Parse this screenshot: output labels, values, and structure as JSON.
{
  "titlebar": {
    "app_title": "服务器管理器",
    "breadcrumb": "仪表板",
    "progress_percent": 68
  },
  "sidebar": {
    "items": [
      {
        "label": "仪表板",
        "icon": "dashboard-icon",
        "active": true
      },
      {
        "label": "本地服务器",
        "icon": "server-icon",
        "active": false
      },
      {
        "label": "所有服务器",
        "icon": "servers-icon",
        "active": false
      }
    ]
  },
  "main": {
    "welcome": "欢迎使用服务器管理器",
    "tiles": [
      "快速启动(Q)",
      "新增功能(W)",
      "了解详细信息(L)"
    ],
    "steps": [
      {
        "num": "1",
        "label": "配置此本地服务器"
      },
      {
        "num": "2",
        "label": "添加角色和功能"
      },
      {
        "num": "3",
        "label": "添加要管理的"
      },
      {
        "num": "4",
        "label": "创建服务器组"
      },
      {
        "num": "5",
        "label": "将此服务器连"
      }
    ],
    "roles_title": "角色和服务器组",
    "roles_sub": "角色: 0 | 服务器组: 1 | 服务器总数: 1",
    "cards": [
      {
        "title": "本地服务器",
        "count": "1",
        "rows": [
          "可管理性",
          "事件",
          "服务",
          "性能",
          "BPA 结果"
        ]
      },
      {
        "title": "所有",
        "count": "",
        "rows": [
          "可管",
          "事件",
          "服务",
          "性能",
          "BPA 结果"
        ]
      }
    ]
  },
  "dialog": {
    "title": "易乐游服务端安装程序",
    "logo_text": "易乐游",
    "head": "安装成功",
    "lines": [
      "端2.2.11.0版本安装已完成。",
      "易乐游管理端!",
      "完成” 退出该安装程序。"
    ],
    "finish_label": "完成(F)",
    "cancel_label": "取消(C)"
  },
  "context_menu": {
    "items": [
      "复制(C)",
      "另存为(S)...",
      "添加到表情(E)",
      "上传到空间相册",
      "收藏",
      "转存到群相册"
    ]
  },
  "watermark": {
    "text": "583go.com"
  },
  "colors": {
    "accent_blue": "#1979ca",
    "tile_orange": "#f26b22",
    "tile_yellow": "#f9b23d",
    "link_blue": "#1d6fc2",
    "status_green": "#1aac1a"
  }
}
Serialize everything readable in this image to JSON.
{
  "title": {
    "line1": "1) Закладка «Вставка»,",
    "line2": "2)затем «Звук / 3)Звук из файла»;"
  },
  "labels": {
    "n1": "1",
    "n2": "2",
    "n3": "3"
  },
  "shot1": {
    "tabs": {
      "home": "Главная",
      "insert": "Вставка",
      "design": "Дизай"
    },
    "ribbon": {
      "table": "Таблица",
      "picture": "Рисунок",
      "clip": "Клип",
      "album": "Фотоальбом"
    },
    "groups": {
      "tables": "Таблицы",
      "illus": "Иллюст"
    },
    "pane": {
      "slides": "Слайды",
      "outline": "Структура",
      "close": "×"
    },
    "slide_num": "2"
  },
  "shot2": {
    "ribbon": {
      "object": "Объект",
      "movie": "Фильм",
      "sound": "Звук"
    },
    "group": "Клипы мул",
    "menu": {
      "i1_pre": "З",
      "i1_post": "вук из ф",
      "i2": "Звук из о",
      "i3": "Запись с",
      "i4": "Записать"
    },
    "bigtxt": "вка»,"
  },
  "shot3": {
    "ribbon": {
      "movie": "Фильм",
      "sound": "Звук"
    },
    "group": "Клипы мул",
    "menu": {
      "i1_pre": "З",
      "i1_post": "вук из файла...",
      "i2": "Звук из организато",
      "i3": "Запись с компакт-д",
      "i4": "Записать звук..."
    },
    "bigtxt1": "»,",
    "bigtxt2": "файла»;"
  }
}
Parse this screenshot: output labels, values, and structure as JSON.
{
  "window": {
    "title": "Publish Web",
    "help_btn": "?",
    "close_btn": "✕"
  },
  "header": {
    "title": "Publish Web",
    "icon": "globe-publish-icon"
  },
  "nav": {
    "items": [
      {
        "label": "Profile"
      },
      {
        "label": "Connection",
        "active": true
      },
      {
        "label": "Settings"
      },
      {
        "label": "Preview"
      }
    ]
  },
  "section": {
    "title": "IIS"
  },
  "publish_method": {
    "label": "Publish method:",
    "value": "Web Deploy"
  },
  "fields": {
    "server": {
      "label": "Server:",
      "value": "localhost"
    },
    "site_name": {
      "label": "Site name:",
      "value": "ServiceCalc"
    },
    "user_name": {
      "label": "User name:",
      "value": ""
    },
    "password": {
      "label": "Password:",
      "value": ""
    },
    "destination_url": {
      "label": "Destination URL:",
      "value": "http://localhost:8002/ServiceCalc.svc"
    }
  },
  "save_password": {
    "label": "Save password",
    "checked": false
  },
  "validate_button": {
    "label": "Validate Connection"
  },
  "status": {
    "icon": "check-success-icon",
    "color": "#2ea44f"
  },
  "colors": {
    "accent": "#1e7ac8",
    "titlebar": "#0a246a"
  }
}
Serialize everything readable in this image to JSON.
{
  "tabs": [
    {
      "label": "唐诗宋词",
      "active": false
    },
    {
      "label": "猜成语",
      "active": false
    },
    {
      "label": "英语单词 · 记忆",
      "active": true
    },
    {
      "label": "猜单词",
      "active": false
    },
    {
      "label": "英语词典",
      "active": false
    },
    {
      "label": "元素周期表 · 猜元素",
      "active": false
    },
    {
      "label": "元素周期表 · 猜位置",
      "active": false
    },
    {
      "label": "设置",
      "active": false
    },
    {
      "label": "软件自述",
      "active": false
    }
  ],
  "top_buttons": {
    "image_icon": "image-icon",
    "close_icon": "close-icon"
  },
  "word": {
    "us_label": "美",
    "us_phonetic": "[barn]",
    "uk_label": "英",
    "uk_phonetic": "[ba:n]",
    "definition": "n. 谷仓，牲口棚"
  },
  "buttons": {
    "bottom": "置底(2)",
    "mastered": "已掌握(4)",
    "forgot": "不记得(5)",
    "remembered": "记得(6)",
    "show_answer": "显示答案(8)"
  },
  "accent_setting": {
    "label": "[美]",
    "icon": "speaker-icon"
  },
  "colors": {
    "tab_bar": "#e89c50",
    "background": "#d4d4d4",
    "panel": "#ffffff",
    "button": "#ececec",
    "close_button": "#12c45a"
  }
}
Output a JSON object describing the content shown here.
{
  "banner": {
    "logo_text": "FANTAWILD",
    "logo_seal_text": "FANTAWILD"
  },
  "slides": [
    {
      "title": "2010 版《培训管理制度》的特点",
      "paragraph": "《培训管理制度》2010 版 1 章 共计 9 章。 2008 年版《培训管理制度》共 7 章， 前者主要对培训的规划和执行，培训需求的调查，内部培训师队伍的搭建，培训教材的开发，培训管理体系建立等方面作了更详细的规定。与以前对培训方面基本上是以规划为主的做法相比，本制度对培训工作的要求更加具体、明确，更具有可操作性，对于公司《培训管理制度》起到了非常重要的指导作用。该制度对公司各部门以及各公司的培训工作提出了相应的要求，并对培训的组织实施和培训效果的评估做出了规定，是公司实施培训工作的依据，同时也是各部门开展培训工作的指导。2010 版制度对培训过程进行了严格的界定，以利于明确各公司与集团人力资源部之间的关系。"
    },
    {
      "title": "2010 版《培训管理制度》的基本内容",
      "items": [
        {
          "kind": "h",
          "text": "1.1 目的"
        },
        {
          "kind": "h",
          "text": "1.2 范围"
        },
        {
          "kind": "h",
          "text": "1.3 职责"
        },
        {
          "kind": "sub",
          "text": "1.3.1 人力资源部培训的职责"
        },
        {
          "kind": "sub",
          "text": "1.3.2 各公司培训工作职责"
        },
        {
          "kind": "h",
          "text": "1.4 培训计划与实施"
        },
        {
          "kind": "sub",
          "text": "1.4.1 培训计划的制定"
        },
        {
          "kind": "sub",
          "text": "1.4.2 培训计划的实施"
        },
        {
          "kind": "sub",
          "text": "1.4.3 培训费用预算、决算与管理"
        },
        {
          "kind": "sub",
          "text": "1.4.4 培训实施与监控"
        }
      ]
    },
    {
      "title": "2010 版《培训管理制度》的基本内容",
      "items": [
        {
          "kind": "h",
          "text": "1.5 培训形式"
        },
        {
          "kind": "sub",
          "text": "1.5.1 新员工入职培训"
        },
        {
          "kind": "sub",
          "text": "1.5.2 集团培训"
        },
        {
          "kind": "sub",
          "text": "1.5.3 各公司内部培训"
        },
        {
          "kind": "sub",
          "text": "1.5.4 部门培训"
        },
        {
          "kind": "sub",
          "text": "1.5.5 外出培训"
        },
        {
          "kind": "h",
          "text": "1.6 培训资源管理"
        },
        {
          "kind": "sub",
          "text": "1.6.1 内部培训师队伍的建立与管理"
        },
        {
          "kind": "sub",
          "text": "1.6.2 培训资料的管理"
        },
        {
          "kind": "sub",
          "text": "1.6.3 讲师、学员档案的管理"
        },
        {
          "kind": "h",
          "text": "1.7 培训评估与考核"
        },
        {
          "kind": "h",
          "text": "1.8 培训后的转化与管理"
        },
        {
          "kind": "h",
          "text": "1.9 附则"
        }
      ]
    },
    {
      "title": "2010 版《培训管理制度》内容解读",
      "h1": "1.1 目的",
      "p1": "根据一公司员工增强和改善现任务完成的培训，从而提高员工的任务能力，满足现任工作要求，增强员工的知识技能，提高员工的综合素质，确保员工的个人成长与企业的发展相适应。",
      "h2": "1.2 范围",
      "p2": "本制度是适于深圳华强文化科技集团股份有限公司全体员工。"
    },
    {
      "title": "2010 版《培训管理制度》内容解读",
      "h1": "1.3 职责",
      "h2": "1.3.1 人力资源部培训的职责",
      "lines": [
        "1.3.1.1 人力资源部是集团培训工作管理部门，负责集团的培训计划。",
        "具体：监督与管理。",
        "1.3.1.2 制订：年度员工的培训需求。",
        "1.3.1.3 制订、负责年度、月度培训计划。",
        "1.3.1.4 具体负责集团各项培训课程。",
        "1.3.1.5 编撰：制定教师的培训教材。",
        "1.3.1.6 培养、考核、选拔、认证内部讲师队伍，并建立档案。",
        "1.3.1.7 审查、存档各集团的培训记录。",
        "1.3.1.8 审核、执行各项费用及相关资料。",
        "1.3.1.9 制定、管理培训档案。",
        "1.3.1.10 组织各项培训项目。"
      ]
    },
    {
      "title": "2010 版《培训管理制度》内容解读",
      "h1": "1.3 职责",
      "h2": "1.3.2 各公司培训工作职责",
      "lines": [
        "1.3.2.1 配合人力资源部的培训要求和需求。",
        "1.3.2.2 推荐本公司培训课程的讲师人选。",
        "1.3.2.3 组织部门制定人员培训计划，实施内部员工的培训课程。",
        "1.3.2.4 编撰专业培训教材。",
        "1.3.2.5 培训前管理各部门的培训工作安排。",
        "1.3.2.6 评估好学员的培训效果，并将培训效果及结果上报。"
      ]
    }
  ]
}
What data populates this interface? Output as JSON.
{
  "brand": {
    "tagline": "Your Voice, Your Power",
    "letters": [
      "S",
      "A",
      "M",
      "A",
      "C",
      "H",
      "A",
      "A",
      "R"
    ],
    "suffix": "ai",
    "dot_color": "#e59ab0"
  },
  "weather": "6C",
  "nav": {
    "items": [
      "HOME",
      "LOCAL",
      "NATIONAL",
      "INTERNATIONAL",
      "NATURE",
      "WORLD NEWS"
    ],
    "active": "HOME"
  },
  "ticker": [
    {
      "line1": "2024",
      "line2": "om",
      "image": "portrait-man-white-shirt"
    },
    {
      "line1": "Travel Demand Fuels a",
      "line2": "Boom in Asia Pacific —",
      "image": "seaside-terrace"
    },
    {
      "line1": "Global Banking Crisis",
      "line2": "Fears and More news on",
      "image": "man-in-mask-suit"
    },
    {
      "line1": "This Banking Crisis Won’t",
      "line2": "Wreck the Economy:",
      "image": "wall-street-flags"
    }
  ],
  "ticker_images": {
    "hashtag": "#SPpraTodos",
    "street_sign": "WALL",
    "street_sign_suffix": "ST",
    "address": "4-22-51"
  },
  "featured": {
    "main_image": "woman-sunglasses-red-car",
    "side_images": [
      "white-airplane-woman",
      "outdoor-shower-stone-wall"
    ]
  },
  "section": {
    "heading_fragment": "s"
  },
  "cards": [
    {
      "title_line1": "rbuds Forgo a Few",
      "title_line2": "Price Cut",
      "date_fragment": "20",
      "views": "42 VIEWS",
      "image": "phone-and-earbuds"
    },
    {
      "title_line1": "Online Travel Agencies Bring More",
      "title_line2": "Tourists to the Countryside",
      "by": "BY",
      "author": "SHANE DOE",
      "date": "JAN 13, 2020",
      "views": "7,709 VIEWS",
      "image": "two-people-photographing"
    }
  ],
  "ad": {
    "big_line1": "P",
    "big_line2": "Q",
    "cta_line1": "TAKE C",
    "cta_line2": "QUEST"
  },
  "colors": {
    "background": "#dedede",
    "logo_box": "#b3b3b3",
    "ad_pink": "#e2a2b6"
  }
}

= = = = =

Pull out all lines containing the word "файла" from the entries above.

    "line2": "2)затем «Звук / 3)Звук из файла»;"
      "i1_post": "вук из файла...",
    "bigtxt2": "файла»;"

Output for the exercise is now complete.